Goal -> Look through the material below. Copy every line with the string "Refer" in it.
----- Data excerpts -----
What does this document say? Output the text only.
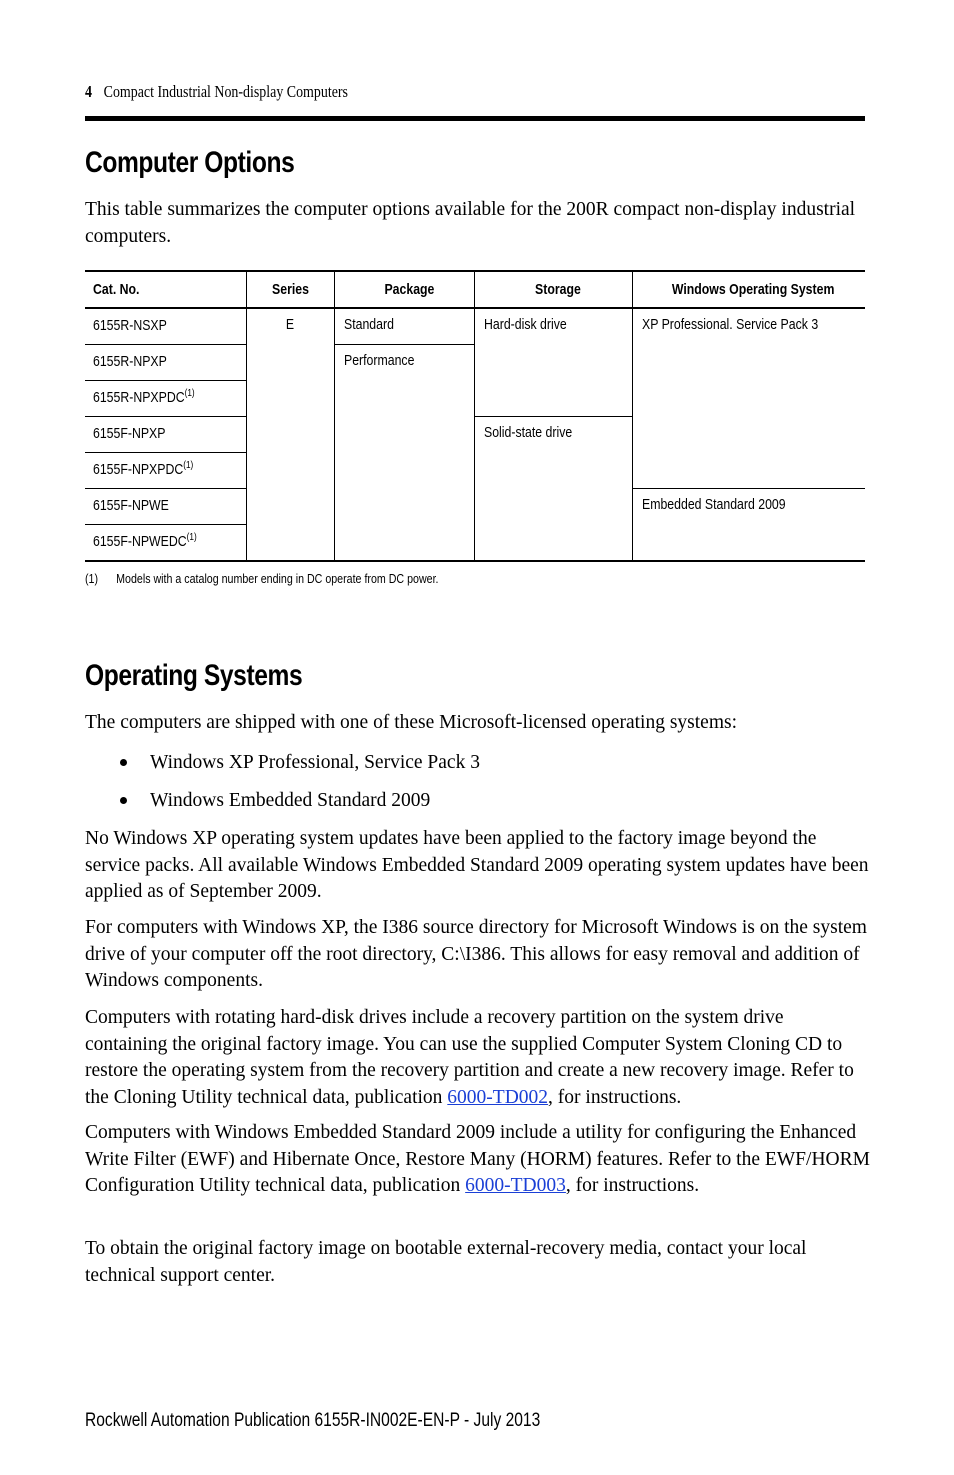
4 Compact Industrial Non-display Computers
Computer Options

This table summarizes the computer options available for the 200R compact non-display industrial computers.

Cat. No.	Series	Package	Storage	Windows Operating System
6155R-NSXP	E	Standard	Hard-disk drive	XP Professional. Service Pack 3
6155R-NPXP		Performance		
6155R-NPXPDC$^{(1)}$
6155F-NPXP			Solid-state drive	
6155F-NPXPDC$^{(1)}$
6155F-NPWE				Embedded Standard 2009
6155F-NPWEDC$^{(1)}$
(1) Models with a catalog number ending in DC operate from DC power.
Operating Systems

The computers are shipped with one of these Microsoft-licensed operating systems:

Windows XP Professional, Service Pack 3
Windows Embedded Standard 2009

No Windows XP operating system updates have been applied to the factory image beyond the service packs. All available Windows Embedded Standard 2009 operating system updates have been applied as of September 2009.

For computers with Windows XP, the I386 source directory for Microsoft Windows is on the system drive of your computer off the root directory, C:\I386. This allows for easy removal and addition of Windows components.

Computers with rotating hard-disk drives include a recovery partition on the system drive containing the original factory image. You can use the supplied Computer System Cloning CD to restore the operating system from the recovery partition and create a new recovery image. Refer to the Cloning Utility technical data, publication 6000-TD002, for instructions.

Computers with Windows Embedded Standard 2009 include a utility for configuring the Enhanced Write Filter (EWF) and Hibernate Once, Restore Many (HORM) features. Refer to the EWF/HORM Configuration Utility technical data, publication 6000-TD003, for instructions.

To obtain the original factory image on bootable external-recovery media, contact your local technical support center.

Rockwell Automation Publication 6155R-IN002E-EN-P - July 2013
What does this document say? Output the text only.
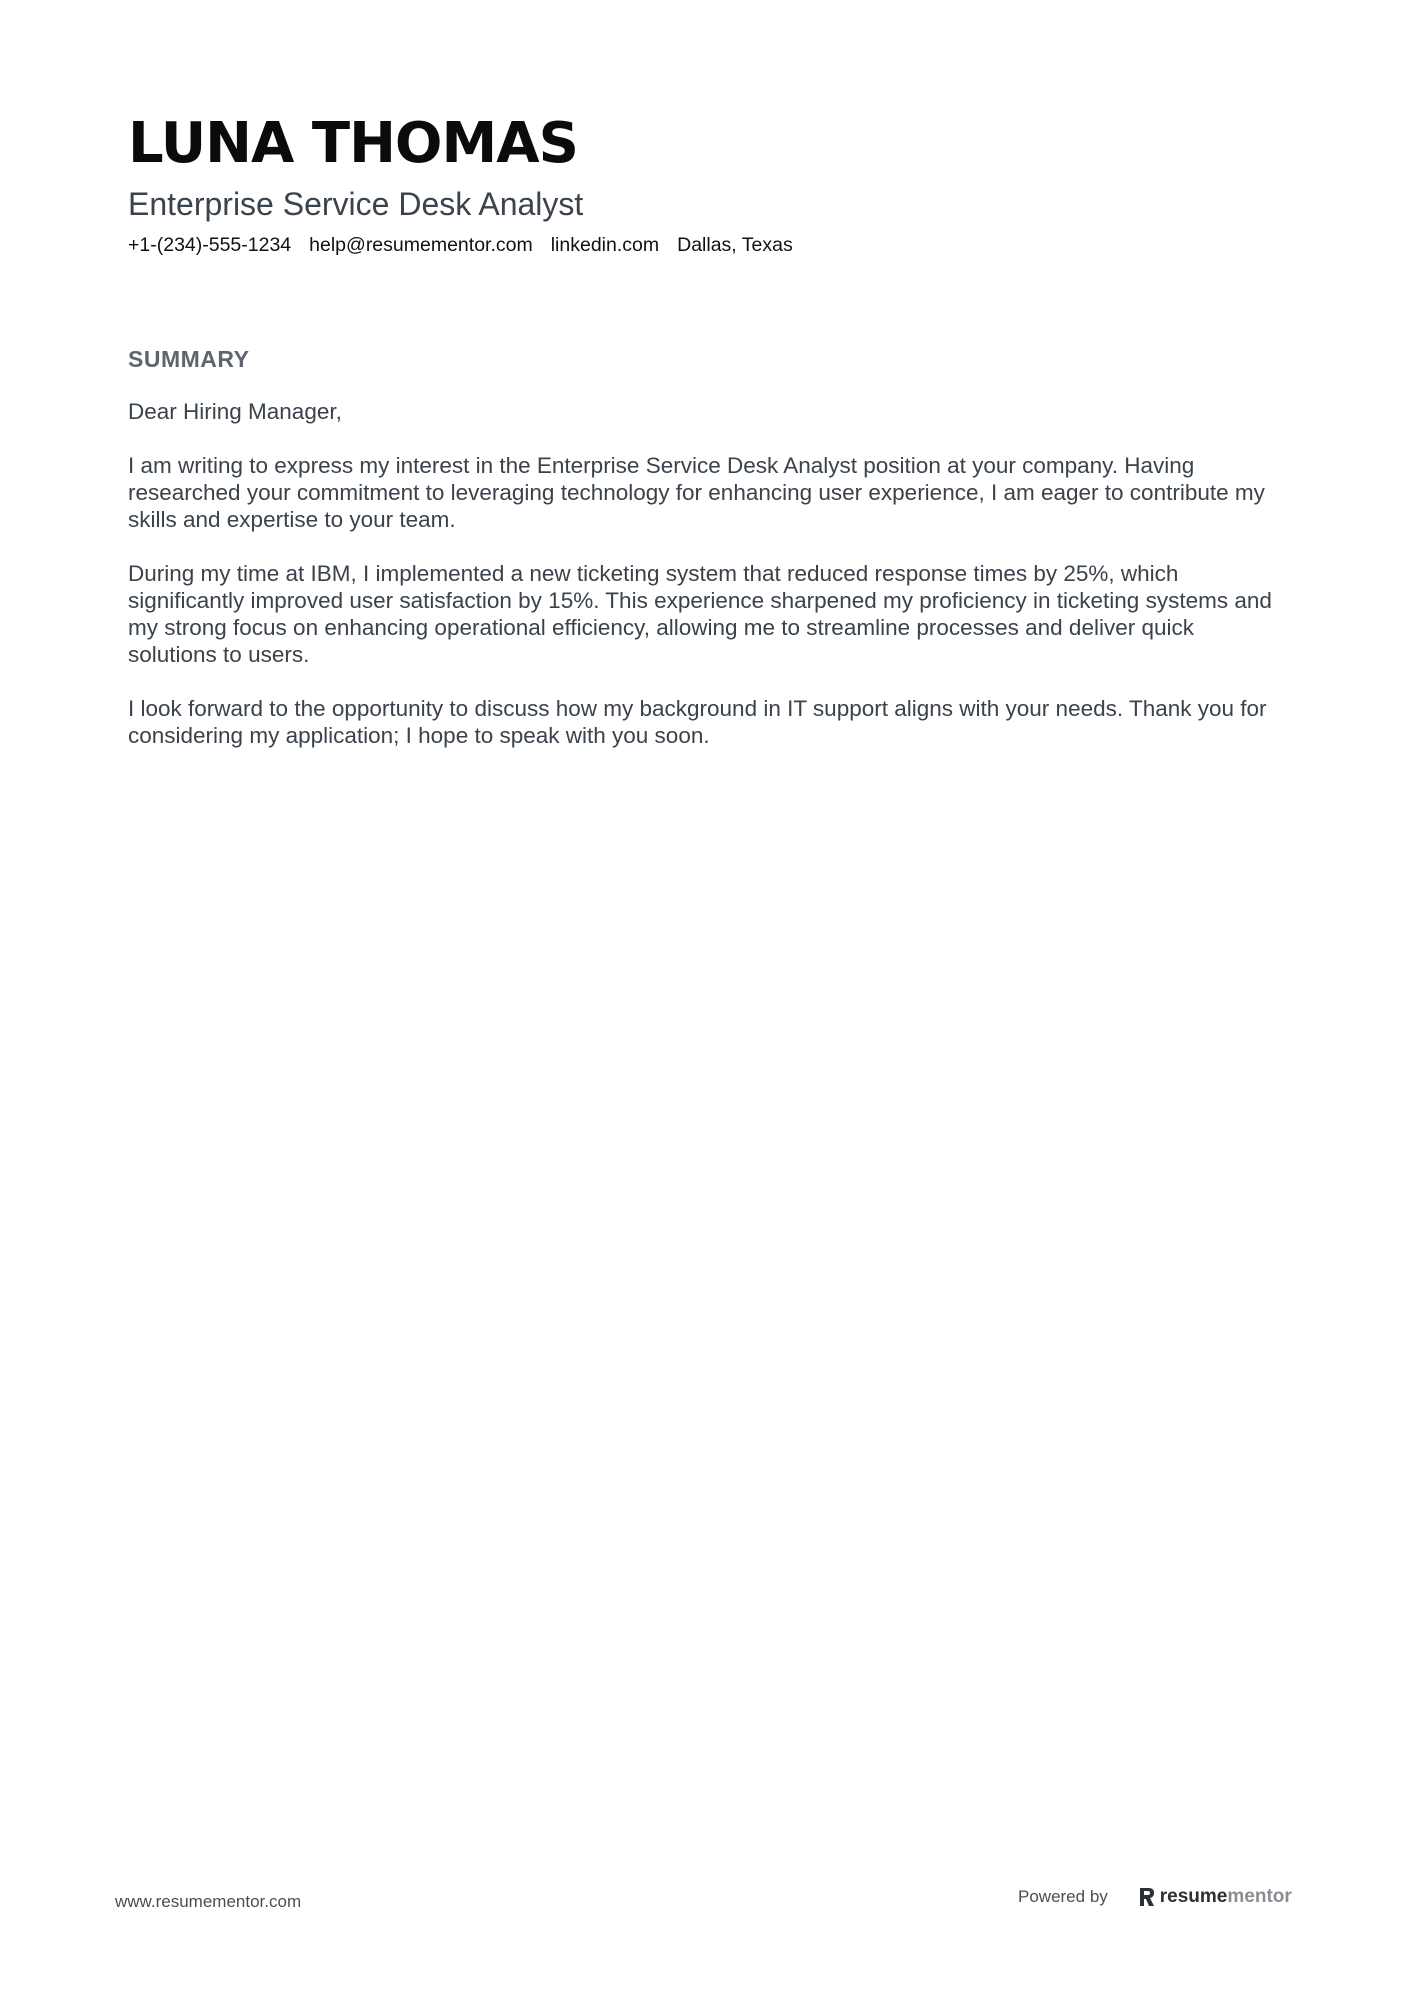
LUNA THOMAS
Enterprise Service Desk Analyst
+1-(234)-555-1234 help@resumementor.com linkedin.com Dallas, Texas
SUMMARY

Dear Hiring Manager,

I am writing to express my interest in the Enterprise Service Desk Analyst position at your company. Having researched your commitment to leveraging technology for enhancing user experience, I am eager to contribute my skills and expertise to your team.

During my time at IBM, I implemented a new ticketing system that reduced response times by 25%, which significantly improved user satisfaction by 15%. This experience sharpened my proficiency in ticketing systems and my strong focus on enhancing operational efficiency, allowing me to streamline processes and deliver quick solutions to users.

I look forward to the opportunity to discuss how my background in IT support aligns with your needs. Thank you for considering my application; I hope to speak with you soon.

www.resumementor.com	Powered by	resume mentor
-----
Result ->
Computers with rotating hard-disk drives include a recovery partition on the system drive containing the original factory image. You can use the supplied Computer System Cloning CD to restore the operating system from the recovery partition and create a new recovery image. Refer to the Cloning Utility technical data, publication 6000-TD002, for instructions.
Computers with Windows Embedded Standard 2009 include a utility for configuring the Enhanced Write Filter (EWF) and Hibernate Once, Restore Many (HORM) features. Refer to the EWF/HORM Configuration Utility technical data, publication 6000-TD003, for instructions.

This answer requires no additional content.